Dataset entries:
***
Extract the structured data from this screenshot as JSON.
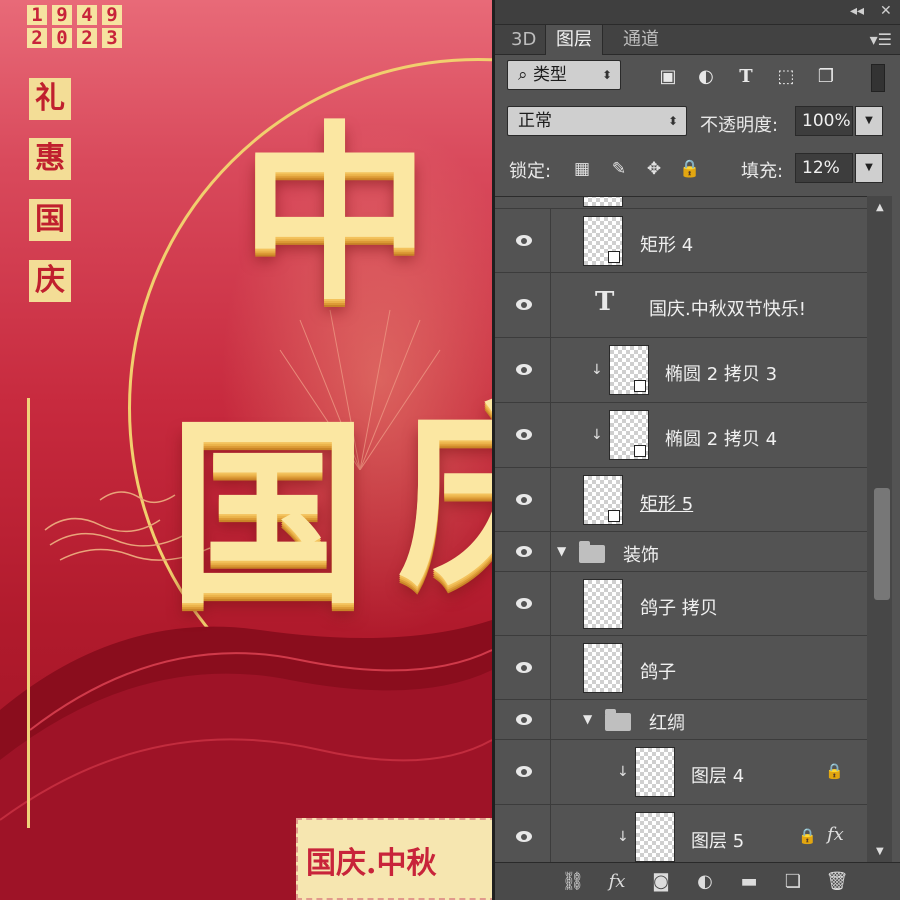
{
  "poster": {
    "year_top": "1949",
    "year_bottom": "2023",
    "vertical_chars": [
      "礼",
      "惠",
      "国",
      "庆"
    ],
    "big_char_1": "中",
    "big_char_2": "国",
    "big_char_3": "庆",
    "bottom_banner": "国庆.中秋"
  },
  "panel": {
    "tabs": [
      "3D",
      "图层",
      "通道"
    ],
    "active_tab": "图层",
    "filter_type": "类型",
    "blend_mode": "正常",
    "opacity_label": "不透明度:",
    "opacity_value": "100%",
    "lock_label": "锁定:",
    "fill_label": "填充:",
    "fill_value": "12%",
    "layers": [
      {
        "name": "矩形 4",
        "kind": "shape"
      },
      {
        "name": "国庆.中秋双节快乐!",
        "kind": "text"
      },
      {
        "name": "椭圆 2 拷贝 3",
        "kind": "clipped-shape"
      },
      {
        "name": "椭圆 2 拷贝 4",
        "kind": "clipped-shape"
      },
      {
        "name": "矩形 5",
        "kind": "shape"
      },
      {
        "name": "装饰",
        "kind": "group"
      },
      {
        "name": "鸽子 拷贝",
        "kind": "pixel"
      },
      {
        "name": "鸽子",
        "kind": "pixel"
      },
      {
        "name": "红绸",
        "kind": "group"
      },
      {
        "name": "图层 4",
        "kind": "clipped-pixel-locked"
      },
      {
        "name": "图层 5",
        "kind": "clipped-pixel-locked-fx"
      }
    ],
    "colors": {
      "panel_bg": "#535353",
      "canvas_red": "#c72a3e",
      "gold": "#fbe7a2"
    }
  }
}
***
Problem to solve :: Of the lines in the entries, how many include the word "clipped"? State only the number.

Answer :: 4